* _Task requirements_: Examine the entries below, count the lines holding the string "Contains", and respond with the number only.

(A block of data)
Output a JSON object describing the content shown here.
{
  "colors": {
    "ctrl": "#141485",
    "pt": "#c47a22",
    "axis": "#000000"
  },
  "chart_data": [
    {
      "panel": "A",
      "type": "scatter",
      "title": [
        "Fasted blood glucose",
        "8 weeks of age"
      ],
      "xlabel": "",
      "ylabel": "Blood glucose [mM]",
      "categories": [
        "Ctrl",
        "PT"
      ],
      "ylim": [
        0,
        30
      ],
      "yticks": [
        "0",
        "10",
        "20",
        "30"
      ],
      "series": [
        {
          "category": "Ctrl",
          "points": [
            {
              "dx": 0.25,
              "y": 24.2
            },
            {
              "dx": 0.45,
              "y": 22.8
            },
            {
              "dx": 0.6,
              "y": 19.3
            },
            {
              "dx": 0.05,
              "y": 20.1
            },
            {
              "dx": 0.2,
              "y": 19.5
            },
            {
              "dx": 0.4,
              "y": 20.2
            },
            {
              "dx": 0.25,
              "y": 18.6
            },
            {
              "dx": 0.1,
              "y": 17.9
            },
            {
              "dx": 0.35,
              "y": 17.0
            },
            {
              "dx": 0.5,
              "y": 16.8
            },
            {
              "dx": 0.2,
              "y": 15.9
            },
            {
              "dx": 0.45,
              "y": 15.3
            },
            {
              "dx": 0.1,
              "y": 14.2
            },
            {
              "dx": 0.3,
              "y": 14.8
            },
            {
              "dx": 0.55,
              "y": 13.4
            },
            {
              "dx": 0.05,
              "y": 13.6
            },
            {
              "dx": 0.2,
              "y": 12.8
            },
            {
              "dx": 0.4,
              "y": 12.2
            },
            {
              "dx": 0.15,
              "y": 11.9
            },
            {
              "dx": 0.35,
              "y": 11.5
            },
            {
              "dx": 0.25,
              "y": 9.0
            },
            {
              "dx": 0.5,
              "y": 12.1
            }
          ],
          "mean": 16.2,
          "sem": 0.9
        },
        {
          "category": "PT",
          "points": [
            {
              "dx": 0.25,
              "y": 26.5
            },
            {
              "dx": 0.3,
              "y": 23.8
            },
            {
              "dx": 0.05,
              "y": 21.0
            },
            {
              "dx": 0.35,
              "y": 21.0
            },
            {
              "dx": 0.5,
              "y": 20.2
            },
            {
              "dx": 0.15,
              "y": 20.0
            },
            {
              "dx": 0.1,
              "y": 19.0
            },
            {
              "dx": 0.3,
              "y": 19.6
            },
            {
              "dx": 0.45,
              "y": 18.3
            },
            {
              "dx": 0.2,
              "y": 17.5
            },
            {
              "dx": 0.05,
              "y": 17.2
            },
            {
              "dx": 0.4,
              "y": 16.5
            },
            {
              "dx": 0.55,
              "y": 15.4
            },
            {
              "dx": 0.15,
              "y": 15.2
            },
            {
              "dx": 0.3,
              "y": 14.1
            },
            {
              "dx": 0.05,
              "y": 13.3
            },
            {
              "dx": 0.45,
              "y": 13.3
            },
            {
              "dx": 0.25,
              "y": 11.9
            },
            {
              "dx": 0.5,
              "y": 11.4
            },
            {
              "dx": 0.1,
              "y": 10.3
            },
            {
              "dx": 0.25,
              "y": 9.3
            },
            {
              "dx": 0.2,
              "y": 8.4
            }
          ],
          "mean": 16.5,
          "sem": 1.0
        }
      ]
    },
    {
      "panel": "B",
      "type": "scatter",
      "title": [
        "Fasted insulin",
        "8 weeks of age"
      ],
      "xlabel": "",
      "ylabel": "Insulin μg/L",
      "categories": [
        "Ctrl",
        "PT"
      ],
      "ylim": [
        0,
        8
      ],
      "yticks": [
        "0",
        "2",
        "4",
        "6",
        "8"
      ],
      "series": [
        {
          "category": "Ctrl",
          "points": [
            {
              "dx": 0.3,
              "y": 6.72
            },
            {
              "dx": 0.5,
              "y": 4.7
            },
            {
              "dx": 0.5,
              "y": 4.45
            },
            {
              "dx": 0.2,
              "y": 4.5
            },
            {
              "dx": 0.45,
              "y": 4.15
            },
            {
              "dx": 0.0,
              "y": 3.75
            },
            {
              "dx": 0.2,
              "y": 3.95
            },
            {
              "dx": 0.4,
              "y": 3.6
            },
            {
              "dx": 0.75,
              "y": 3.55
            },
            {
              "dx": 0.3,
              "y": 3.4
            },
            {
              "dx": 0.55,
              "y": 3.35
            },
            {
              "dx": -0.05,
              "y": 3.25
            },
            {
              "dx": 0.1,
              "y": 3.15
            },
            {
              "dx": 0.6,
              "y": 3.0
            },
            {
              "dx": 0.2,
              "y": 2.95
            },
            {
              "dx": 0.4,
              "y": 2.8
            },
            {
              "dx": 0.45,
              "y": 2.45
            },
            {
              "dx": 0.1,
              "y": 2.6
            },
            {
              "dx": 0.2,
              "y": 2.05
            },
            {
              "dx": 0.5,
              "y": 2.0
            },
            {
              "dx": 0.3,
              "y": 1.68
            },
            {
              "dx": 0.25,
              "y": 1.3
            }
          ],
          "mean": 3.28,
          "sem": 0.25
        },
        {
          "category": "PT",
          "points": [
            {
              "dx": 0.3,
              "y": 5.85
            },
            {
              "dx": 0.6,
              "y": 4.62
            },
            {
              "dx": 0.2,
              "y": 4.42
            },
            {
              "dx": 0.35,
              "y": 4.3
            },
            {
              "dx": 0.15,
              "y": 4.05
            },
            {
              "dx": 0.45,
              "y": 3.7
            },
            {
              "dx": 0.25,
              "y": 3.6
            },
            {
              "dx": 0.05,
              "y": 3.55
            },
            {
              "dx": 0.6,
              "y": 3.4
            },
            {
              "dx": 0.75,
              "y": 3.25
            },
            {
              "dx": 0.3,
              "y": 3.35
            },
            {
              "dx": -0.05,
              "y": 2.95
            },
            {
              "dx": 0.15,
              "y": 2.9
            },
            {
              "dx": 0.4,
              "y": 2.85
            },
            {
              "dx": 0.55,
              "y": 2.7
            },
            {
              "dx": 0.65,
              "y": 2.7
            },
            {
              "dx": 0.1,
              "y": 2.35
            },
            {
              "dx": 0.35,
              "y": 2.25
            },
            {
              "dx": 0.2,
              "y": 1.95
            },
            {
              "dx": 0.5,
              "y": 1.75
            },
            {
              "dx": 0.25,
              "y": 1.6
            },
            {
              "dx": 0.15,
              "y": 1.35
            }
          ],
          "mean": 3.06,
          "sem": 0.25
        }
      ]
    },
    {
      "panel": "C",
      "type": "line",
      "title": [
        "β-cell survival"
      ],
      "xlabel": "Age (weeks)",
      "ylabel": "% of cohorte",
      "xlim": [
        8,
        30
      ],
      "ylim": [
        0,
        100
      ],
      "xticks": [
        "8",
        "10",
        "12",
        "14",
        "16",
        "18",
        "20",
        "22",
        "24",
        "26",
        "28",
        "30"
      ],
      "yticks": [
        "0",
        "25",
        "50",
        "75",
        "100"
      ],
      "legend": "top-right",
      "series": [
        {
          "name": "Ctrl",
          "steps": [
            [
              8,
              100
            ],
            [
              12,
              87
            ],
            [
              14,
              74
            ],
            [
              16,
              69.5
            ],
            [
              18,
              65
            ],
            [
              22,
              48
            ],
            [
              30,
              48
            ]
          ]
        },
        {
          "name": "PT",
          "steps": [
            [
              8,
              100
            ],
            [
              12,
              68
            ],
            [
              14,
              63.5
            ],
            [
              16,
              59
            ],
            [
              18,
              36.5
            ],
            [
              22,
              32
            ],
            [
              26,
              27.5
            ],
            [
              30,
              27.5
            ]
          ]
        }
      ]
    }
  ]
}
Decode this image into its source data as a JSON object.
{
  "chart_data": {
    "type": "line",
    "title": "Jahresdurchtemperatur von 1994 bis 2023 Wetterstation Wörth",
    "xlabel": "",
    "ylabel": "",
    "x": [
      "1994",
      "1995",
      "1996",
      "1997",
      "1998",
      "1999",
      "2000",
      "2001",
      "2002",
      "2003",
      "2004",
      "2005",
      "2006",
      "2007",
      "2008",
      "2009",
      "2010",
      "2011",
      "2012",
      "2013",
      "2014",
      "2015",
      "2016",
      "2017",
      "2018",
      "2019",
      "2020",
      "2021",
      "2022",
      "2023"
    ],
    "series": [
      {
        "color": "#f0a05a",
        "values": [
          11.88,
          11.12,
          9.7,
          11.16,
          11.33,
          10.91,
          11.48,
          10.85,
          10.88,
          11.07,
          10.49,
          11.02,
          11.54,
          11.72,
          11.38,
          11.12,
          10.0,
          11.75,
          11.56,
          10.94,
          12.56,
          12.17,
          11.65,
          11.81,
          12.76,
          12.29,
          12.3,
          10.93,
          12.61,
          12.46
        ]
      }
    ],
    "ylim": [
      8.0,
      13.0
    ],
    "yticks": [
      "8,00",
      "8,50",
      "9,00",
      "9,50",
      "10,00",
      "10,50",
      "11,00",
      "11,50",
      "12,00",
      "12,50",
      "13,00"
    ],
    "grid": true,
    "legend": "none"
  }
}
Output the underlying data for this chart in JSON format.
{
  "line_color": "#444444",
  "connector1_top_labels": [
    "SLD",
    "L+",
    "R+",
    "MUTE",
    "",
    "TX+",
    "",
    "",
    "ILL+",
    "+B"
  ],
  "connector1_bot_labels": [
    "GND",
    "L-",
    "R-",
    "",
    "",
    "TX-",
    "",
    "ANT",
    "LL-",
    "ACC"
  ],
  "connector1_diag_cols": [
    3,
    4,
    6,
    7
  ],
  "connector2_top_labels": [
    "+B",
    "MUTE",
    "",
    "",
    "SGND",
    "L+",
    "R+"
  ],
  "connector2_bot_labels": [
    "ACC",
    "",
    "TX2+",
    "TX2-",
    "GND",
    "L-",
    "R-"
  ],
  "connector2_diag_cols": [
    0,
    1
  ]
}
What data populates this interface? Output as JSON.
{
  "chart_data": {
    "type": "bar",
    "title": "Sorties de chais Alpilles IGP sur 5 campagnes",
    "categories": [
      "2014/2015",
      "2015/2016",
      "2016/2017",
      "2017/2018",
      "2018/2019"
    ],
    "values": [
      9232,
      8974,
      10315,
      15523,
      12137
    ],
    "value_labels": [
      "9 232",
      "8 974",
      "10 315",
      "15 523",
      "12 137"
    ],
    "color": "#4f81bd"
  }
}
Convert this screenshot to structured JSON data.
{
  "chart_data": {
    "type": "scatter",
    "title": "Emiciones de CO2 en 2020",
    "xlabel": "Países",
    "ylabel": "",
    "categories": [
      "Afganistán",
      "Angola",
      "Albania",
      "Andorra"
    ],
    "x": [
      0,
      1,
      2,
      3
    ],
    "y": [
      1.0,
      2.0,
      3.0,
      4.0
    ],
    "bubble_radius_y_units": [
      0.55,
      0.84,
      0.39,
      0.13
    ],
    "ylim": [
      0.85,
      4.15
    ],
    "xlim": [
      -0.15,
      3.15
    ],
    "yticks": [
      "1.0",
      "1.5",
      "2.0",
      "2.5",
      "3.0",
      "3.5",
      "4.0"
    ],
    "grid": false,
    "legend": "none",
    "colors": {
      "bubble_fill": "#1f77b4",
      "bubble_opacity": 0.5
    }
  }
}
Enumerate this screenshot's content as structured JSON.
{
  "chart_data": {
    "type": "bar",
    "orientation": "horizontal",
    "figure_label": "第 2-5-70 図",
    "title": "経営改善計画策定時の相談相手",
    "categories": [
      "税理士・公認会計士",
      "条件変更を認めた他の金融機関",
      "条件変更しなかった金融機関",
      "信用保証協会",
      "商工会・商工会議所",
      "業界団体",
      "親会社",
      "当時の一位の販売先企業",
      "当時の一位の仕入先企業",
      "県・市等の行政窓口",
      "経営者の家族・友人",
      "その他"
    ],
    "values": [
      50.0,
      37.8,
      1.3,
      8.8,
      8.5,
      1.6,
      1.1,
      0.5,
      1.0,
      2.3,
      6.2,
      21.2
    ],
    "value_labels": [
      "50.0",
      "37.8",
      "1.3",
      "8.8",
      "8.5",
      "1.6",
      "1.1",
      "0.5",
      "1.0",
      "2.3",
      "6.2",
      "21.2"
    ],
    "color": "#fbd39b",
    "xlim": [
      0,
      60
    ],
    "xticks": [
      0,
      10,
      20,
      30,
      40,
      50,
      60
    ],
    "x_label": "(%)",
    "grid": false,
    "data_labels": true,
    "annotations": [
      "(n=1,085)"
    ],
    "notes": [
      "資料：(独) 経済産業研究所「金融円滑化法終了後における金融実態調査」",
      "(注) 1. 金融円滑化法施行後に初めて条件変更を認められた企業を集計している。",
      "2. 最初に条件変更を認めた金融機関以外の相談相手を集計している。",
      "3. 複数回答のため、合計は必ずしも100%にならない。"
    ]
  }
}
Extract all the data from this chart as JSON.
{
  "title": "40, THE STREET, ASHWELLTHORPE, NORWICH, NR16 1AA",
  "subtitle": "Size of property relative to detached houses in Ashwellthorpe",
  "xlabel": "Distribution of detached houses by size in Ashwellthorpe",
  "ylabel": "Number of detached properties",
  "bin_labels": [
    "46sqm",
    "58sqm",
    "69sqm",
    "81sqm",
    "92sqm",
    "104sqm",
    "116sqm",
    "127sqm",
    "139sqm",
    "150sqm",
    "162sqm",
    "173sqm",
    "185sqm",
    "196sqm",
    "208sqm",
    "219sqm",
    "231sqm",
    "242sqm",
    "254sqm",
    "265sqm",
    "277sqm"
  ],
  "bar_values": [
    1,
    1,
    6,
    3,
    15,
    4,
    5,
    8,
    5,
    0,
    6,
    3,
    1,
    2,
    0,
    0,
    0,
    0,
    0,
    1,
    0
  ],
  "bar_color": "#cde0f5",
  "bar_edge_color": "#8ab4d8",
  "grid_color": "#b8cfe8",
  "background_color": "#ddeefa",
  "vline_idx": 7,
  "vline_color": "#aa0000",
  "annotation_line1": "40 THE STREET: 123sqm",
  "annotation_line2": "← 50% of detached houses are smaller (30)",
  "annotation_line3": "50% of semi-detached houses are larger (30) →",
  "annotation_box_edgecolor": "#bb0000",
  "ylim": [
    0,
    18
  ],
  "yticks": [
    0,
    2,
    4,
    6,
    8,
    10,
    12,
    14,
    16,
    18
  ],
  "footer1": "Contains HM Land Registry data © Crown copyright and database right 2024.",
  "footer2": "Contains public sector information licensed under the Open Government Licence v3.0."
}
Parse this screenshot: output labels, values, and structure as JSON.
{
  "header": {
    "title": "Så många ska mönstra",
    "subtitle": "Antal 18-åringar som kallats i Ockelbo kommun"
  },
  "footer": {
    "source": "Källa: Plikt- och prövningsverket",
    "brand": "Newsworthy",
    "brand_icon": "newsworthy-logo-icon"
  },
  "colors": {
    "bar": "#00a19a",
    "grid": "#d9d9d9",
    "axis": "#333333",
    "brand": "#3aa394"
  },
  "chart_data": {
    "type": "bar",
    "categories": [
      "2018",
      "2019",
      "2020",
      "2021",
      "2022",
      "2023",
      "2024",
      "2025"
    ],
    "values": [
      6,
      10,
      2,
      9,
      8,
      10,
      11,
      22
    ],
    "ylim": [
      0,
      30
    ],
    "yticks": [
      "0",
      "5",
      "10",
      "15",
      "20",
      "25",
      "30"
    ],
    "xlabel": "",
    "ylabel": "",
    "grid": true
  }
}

* _Correct output_: 2